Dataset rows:
====================

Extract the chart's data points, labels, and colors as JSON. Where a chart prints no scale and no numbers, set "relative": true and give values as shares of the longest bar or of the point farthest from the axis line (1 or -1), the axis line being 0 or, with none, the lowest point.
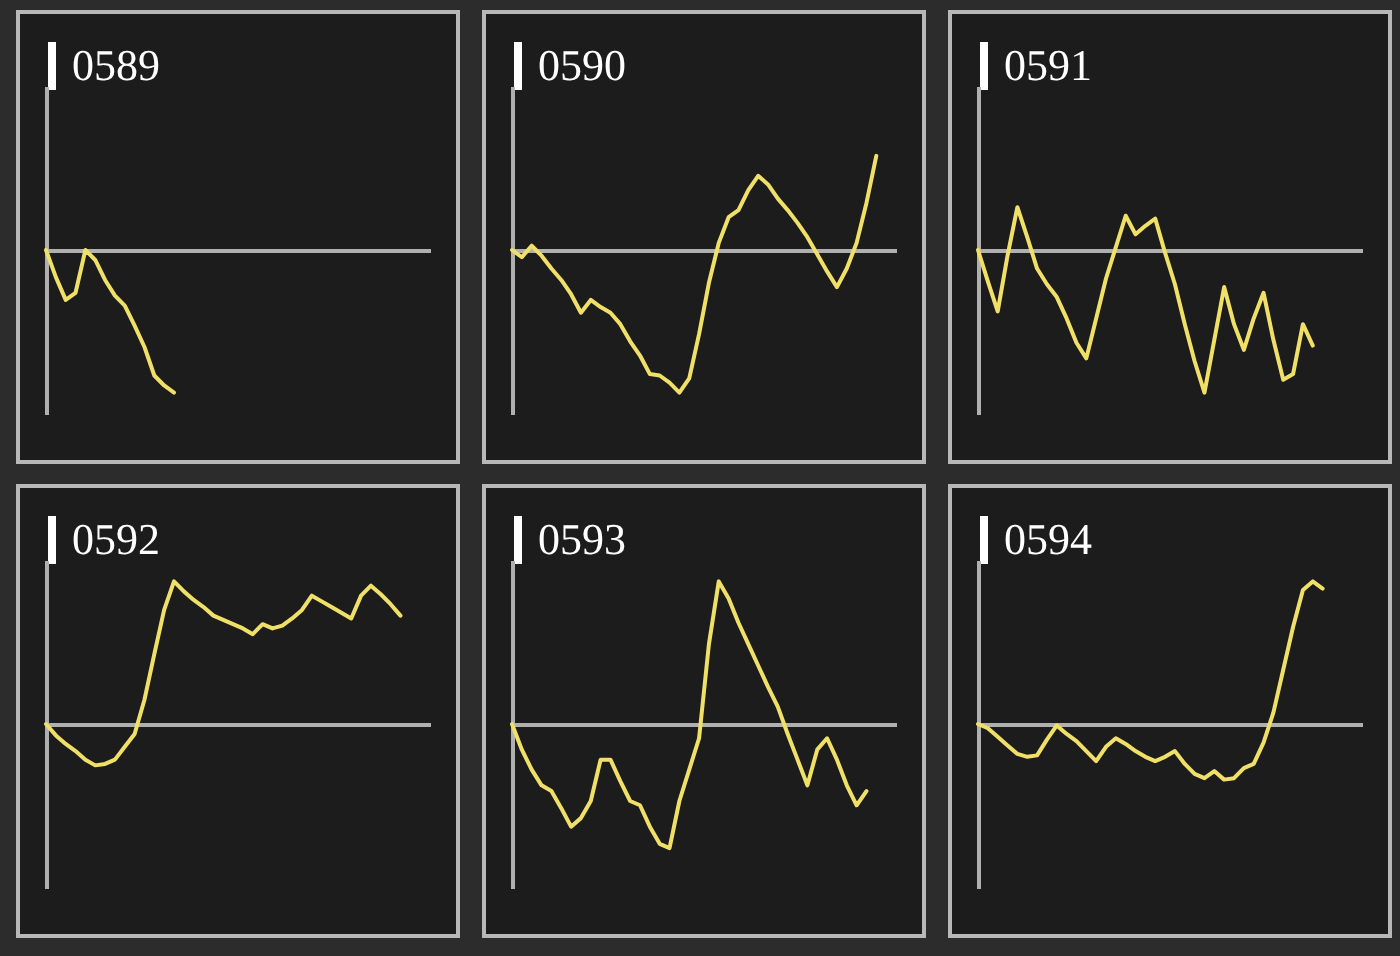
{
  "chart_data": [
    {
      "type": "line",
      "title": "0589",
      "relative": true,
      "categories": [
        null,
        null,
        null,
        null,
        null,
        null,
        null,
        null,
        null,
        null,
        null,
        null,
        null,
        null,
        null,
        null,
        null,
        null,
        null,
        null,
        null,
        null,
        null,
        null,
        null,
        null,
        null,
        null,
        null,
        null,
        null,
        null,
        null,
        null,
        null,
        null,
        null,
        null,
        null,
        null
      ],
      "series": [
        {
          "color": "#f0e068",
          "values": [
            0,
            -0.19,
            -0.35,
            -0.3,
            0,
            -0.07,
            -0.21,
            -0.32,
            -0.39,
            -0.53,
            -0.68,
            -0.88,
            -0.95,
            -1,
            null,
            null,
            null,
            null,
            null,
            null,
            null,
            null,
            null,
            null,
            null,
            null,
            null,
            null,
            null,
            null,
            null,
            null,
            null,
            null,
            null,
            null,
            null,
            null,
            null,
            null
          ]
        }
      ]
    },
    {
      "type": "line",
      "title": "0590",
      "relative": true,
      "categories": [
        null,
        null,
        null,
        null,
        null,
        null,
        null,
        null,
        null,
        null,
        null,
        null,
        null,
        null,
        null,
        null,
        null,
        null,
        null,
        null,
        null,
        null,
        null,
        null,
        null,
        null,
        null,
        null,
        null,
        null,
        null,
        null,
        null,
        null,
        null,
        null,
        null,
        null,
        null,
        null
      ],
      "series": [
        {
          "color": "#f0e068",
          "values": [
            0,
            -0.05,
            0.03,
            -0.04,
            -0.13,
            -0.21,
            -0.31,
            -0.44,
            -0.35,
            -0.4,
            -0.44,
            -0.52,
            -0.64,
            -0.74,
            -0.87,
            -0.88,
            -0.93,
            -1,
            -0.9,
            -0.59,
            -0.23,
            0.05,
            0.23,
            0.28,
            0.42,
            0.52,
            0.46,
            0.36,
            0.28,
            0.19,
            0.09,
            -0.03,
            -0.15,
            -0.26,
            -0.13,
            0.05,
            0.33,
            0.66,
            null,
            null
          ]
        }
      ]
    },
    {
      "type": "line",
      "title": "0591",
      "relative": true,
      "categories": [
        null,
        null,
        null,
        null,
        null,
        null,
        null,
        null,
        null,
        null,
        null,
        null,
        null,
        null,
        null,
        null,
        null,
        null,
        null,
        null,
        null,
        null,
        null,
        null,
        null,
        null,
        null,
        null,
        null,
        null,
        null,
        null,
        null,
        null,
        null,
        null,
        null,
        null,
        null,
        null
      ],
      "series": [
        {
          "color": "#f0e068",
          "values": [
            0,
            -0.22,
            -0.43,
            -0.04,
            0.3,
            0.09,
            -0.13,
            -0.24,
            -0.33,
            -0.48,
            -0.65,
            -0.76,
            -0.48,
            -0.2,
            0.02,
            0.24,
            0.11,
            0.17,
            0.22,
            -0.02,
            -0.24,
            -0.52,
            -0.78,
            -1,
            -0.63,
            -0.26,
            -0.52,
            -0.7,
            -0.48,
            -0.3,
            -0.63,
            -0.91,
            -0.87,
            -0.52,
            -0.67,
            null,
            null,
            null,
            null,
            null
          ]
        }
      ]
    },
    {
      "type": "line",
      "title": "0592",
      "relative": true,
      "categories": [
        null,
        null,
        null,
        null,
        null,
        null,
        null,
        null,
        null,
        null,
        null,
        null,
        null,
        null,
        null,
        null,
        null,
        null,
        null,
        null,
        null,
        null,
        null,
        null,
        null,
        null,
        null,
        null,
        null,
        null,
        null,
        null,
        null,
        null,
        null,
        null,
        null,
        null,
        null,
        null
      ],
      "series": [
        {
          "color": "#f0e068",
          "values": [
            0,
            -0.08,
            -0.14,
            -0.19,
            -0.25,
            -0.29,
            -0.28,
            -0.25,
            -0.16,
            -0.07,
            0.17,
            0.49,
            0.8,
            1,
            0.93,
            0.87,
            0.82,
            0.76,
            0.73,
            0.7,
            0.67,
            0.63,
            0.7,
            0.67,
            0.69,
            0.74,
            0.8,
            0.9,
            0.86,
            0.82,
            0.78,
            0.74,
            0.9,
            0.97,
            0.91,
            0.84,
            0.76,
            null,
            null,
            null
          ]
        }
      ]
    },
    {
      "type": "line",
      "title": "0593",
      "relative": true,
      "categories": [
        null,
        null,
        null,
        null,
        null,
        null,
        null,
        null,
        null,
        null,
        null,
        null,
        null,
        null,
        null,
        null,
        null,
        null,
        null,
        null,
        null,
        null,
        null,
        null,
        null,
        null,
        null,
        null,
        null,
        null,
        null,
        null,
        null,
        null,
        null,
        null,
        null,
        null,
        null,
        null
      ],
      "series": [
        {
          "color": "#f0e068",
          "values": [
            0,
            -0.18,
            -0.32,
            -0.43,
            -0.47,
            -0.59,
            -0.72,
            -0.66,
            -0.54,
            -0.25,
            -0.25,
            -0.4,
            -0.54,
            -0.57,
            -0.72,
            -0.84,
            -0.87,
            -0.54,
            -0.32,
            -0.1,
            0.56,
            1,
            0.88,
            0.71,
            0.56,
            0.41,
            0.26,
            0.12,
            -0.07,
            -0.25,
            -0.43,
            -0.18,
            -0.1,
            -0.25,
            -0.43,
            -0.57,
            -0.47,
            null,
            null,
            null
          ]
        }
      ]
    },
    {
      "type": "line",
      "title": "0594",
      "relative": true,
      "categories": [
        null,
        null,
        null,
        null,
        null,
        null,
        null,
        null,
        null,
        null,
        null,
        null,
        null,
        null,
        null,
        null,
        null,
        null,
        null,
        null,
        null,
        null,
        null,
        null,
        null,
        null,
        null,
        null,
        null,
        null,
        null,
        null,
        null,
        null,
        null,
        null,
        null,
        null,
        null,
        null
      ],
      "series": [
        {
          "color": "#f0e068",
          "values": [
            0,
            -0.03,
            -0.09,
            -0.15,
            -0.21,
            -0.23,
            -0.22,
            -0.11,
            -0.01,
            -0.07,
            -0.12,
            -0.19,
            -0.26,
            -0.16,
            -0.1,
            -0.14,
            -0.19,
            -0.23,
            -0.26,
            -0.23,
            -0.19,
            -0.28,
            -0.35,
            -0.38,
            -0.33,
            -0.39,
            -0.38,
            -0.31,
            -0.28,
            -0.13,
            0.08,
            0.38,
            0.68,
            0.94,
            1,
            0.95,
            null,
            null,
            null,
            null
          ]
        }
      ]
    }
  ]
}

====================

SET EXERCISE — The records above must be printed exactly; the pictures stay out.

WRITTEN ANSWER —
Extract the chart's data points, labels, and colors as JSON. Where a chart prints no scale and no numbers, set "relative": true and give values as shares of the longest bar or of the point farthest from the axis line (1 or -1), the axis line being 0 or, with none, the lowest point.
{
  "chart_data": [
    {
      "type": "line",
      "title": "0589",
      "relative": true,
      "categories": [
        null,
        null,
        null,
        null,
        null,
        null,
        null,
        null,
        null,
        null,
        null,
        null,
        null,
        null,
        null,
        null,
        null,
        null,
        null,
        null,
        null,
        null,
        null,
        null,
        null,
        null,
        null,
        null,
        null,
        null,
        null,
        null,
        null,
        null,
        null,
        null,
        null,
        null,
        null,
        null
      ],
      "series": [
        {
          "color": "#f0e068",
          "values": [
            0,
            -0.19,
            -0.35,
            -0.3,
            0,
            -0.07,
            -0.21,
            -0.32,
            -0.39,
            -0.53,
            -0.68,
            -0.88,
            -0.95,
            -1,
            null,
            null,
            null,
            null,
            null,
            null,
            null,
            null,
            null,
            null,
            null,
            null,
            null,
            null,
            null,
            null,
            null,
            null,
            null,
            null,
            null,
            null,
            null,
            null,
            null,
            null
          ]
        }
      ]
    },
    {
      "type": "line",
      "title": "0590",
      "relative": true,
      "categories": [
        null,
        null,
        null,
        null,
        null,
        null,
        null,
        null,
        null,
        null,
        null,
        null,
        null,
        null,
        null,
        null,
        null,
        null,
        null,
        null,
        null,
        null,
        null,
        null,
        null,
        null,
        null,
        null,
        null,
        null,
        null,
        null,
        null,
        null,
        null,
        null,
        null,
        null,
        null,
        null
      ],
      "series": [
        {
          "color": "#f0e068",
          "values": [
            0,
            -0.05,
            0.03,
            -0.04,
            -0.13,
            -0.21,
            -0.31,
            -0.44,
            -0.35,
            -0.4,
            -0.44,
            -0.52,
            -0.64,
            -0.74,
            -0.87,
            -0.88,
            -0.93,
            -1,
            -0.9,
            -0.59,
            -0.23,
            0.05,
            0.23,
            0.28,
            0.42,
            0.52,
            0.46,
            0.36,
            0.28,
            0.19,
            0.09,
            -0.03,
            -0.15,
            -0.26,
            -0.13,
            0.05,
            0.33,
            0.66,
            null,
            null
          ]
        }
      ]
    },
    {
      "type": "line",
      "title": "0591",
      "relative": true,
      "categories": [
        null,
        null,
        null,
        null,
        null,
        null,
        null,
        null,
        null,
        null,
        null,
        null,
        null,
        null,
        null,
        null,
        null,
        null,
        null,
        null,
        null,
        null,
        null,
        null,
        null,
        null,
        null,
        null,
        null,
        null,
        null,
        null,
        null,
        null,
        null,
        null,
        null,
        null,
        null,
        null
      ],
      "series": [
        {
          "color": "#f0e068",
          "values": [
            0,
            -0.22,
            -0.43,
            -0.04,
            0.3,
            0.09,
            -0.13,
            -0.24,
            -0.33,
            -0.48,
            -0.65,
            -0.76,
            -0.48,
            -0.2,
            0.02,
            0.24,
            0.11,
            0.17,
            0.22,
            -0.02,
            -0.24,
            -0.52,
            -0.78,
            -1,
            -0.63,
            -0.26,
            -0.52,
            -0.7,
            -0.48,
            -0.3,
            -0.63,
            -0.91,
            -0.87,
            -0.52,
            -0.67,
            null,
            null,
            null,
            null,
            null
          ]
        }
      ]
    },
    {
      "type": "line",
      "title": "0592",
      "relative": true,
      "categories": [
        null,
        null,
        null,
        null,
        null,
        null,
        null,
        null,
        null,
        null,
        null,
        null,
        null,
        null,
        null,
        null,
        null,
        null,
        null,
        null,
        null,
        null,
        null,
        null,
        null,
        null,
        null,
        null,
        null,
        null,
        null,
        null,
        null,
        null,
        null,
        null,
        null,
        null,
        null,
        null
      ],
      "series": [
        {
          "color": "#f0e068",
          "values": [
            0,
            -0.08,
            -0.14,
            -0.19,
            -0.25,
            -0.29,
            -0.28,
            -0.25,
            -0.16,
            -0.07,
            0.17,
            0.49,
            0.8,
            1,
            0.93,
            0.87,
            0.82,
            0.76,
            0.73,
            0.7,
            0.67,
            0.63,
            0.7,
            0.67,
            0.69,
            0.74,
            0.8,
            0.9,
            0.86,
            0.82,
            0.78,
            0.74,
            0.9,
            0.97,
            0.91,
            0.84,
            0.76,
            null,
            null,
            null
          ]
        }
      ]
    },
    {
      "type": "line",
      "title": "0593",
      "relative": true,
      "categories": [
        null,
        null,
        null,
        null,
        null,
        null,
        null,
        null,
        null,
        null,
        null,
        null,
        null,
        null,
        null,
        null,
        null,
        null,
        null,
        null,
        null,
        null,
        null,
        null,
        null,
        null,
        null,
        null,
        null,
        null,
        null,
        null,
        null,
        null,
        null,
        null,
        null,
        null,
        null,
        null
      ],
      "series": [
        {
          "color": "#f0e068",
          "values": [
            0,
            -0.18,
            -0.32,
            -0.43,
            -0.47,
            -0.59,
            -0.72,
            -0.66,
            -0.54,
            -0.25,
            -0.25,
            -0.4,
            -0.54,
            -0.57,
            -0.72,
            -0.84,
            -0.87,
            -0.54,
            -0.32,
            -0.1,
            0.56,
            1,
            0.88,
            0.71,
            0.56,
            0.41,
            0.26,
            0.12,
            -0.07,
            -0.25,
            -0.43,
            -0.18,
            -0.1,
            -0.25,
            -0.43,
            -0.57,
            -0.47,
            null,
            null,
            null
          ]
        }
      ]
    },
    {
      "type": "line",
      "title": "0594",
      "relative": true,
      "categories": [
        null,
        null,
        null,
        null,
        null,
        null,
        null,
        null,
        null,
        null,
        null,
        null,
        null,
        null,
        null,
        null,
        null,
        null,
        null,
        null,
        null,
        null,
        null,
        null,
        null,
        null,
        null,
        null,
        null,
        null,
        null,
        null,
        null,
        null,
        null,
        null,
        null,
        null,
        null,
        null
      ],
      "series": [
        {
          "color": "#f0e068",
          "values": [
            0,
            -0.03,
            -0.09,
            -0.15,
            -0.21,
            -0.23,
            -0.22,
            -0.11,
            -0.01,
            -0.07,
            -0.12,
            -0.19,
            -0.26,
            -0.16,
            -0.1,
            -0.14,
            -0.19,
            -0.23,
            -0.26,
            -0.23,
            -0.19,
            -0.28,
            -0.35,
            -0.38,
            -0.33,
            -0.39,
            -0.38,
            -0.31,
            -0.28,
            -0.13,
            0.08,
            0.38,
            0.68,
            0.94,
            1,
            0.95,
            null,
            null,
            null,
            null
          ]
        }
      ]
    }
  ]
}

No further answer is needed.